[Figure dataset records]

* start *

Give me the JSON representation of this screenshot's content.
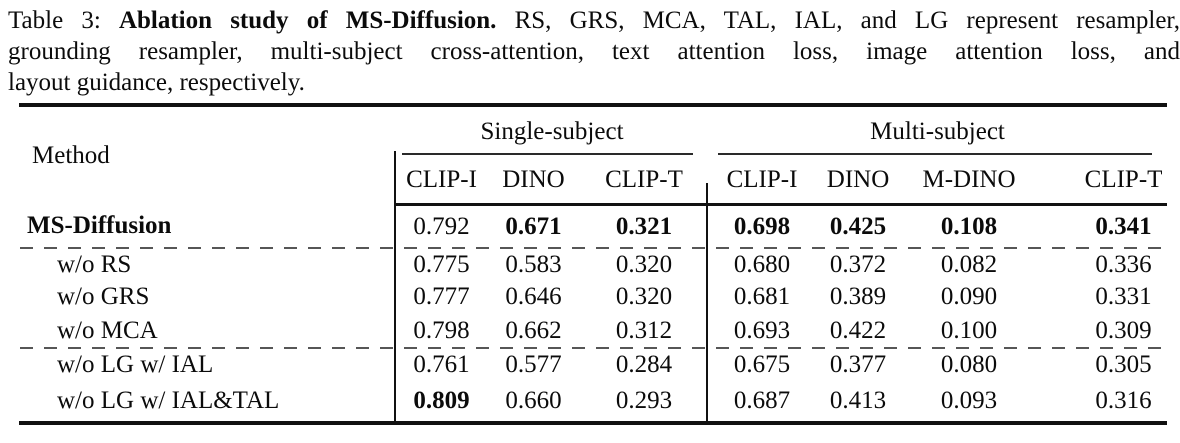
{
  "caption": {
    "line1_prefix": "Table 3: ",
    "line1_bold": "Ablation study of MS-Diffusion.",
    "line1_rest": " RS, GRS, MCA, TAL, IAL, and LG represent resampler,",
    "line2": "grounding resampler, multi-subject cross-attention, text attention loss, image attention loss, and",
    "line3": "layout guidance, respectively."
  },
  "table": {
    "method_header": "Method",
    "groups": [
      {
        "label": "Single-subject",
        "span": 3
      },
      {
        "label": "Multi-subject",
        "span": 4
      }
    ],
    "columns": [
      "CLIP-I",
      "DINO",
      "CLIP-T",
      "CLIP-I",
      "DINO",
      "M-DINO",
      "CLIP-T"
    ],
    "rows": [
      {
        "method": "MS-Diffusion",
        "method_bold": true,
        "values": [
          "0.792",
          "0.671",
          "0.321",
          "0.698",
          "0.425",
          "0.108",
          "0.341"
        ],
        "bold": [
          false,
          true,
          true,
          true,
          true,
          true,
          true
        ]
      },
      {
        "method": "w/o RS",
        "method_bold": false,
        "values": [
          "0.775",
          "0.583",
          "0.320",
          "0.680",
          "0.372",
          "0.082",
          "0.336"
        ],
        "bold": [
          false,
          false,
          false,
          false,
          false,
          false,
          false
        ]
      },
      {
        "method": "w/o GRS",
        "method_bold": false,
        "values": [
          "0.777",
          "0.646",
          "0.320",
          "0.681",
          "0.389",
          "0.090",
          "0.331"
        ],
        "bold": [
          false,
          false,
          false,
          false,
          false,
          false,
          false
        ]
      },
      {
        "method": "w/o MCA",
        "method_bold": false,
        "values": [
          "0.798",
          "0.662",
          "0.312",
          "0.693",
          "0.422",
          "0.100",
          "0.309"
        ],
        "bold": [
          false,
          false,
          false,
          false,
          false,
          false,
          false
        ]
      },
      {
        "method": "w/o LG w/ IAL",
        "method_bold": false,
        "values": [
          "0.761",
          "0.577",
          "0.284",
          "0.675",
          "0.377",
          "0.080",
          "0.305"
        ],
        "bold": [
          false,
          false,
          false,
          false,
          false,
          false,
          false
        ]
      },
      {
        "method": "w/o LG w/ IAL&TAL",
        "method_bold": false,
        "values": [
          "0.809",
          "0.660",
          "0.293",
          "0.687",
          "0.413",
          "0.093",
          "0.316"
        ],
        "bold": [
          true,
          false,
          false,
          false,
          false,
          false,
          false
        ]
      }
    ]
  },
  "colors": {
    "rule": "#111111",
    "dashed_rule": "#565656",
    "text": "#0b0b0b",
    "background": "#ffffff"
  }
}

* end *

## PROBLEM
How many lines of the listing include the string "text"? Answer with the number alone.

## COMPLETED EXERCISE
2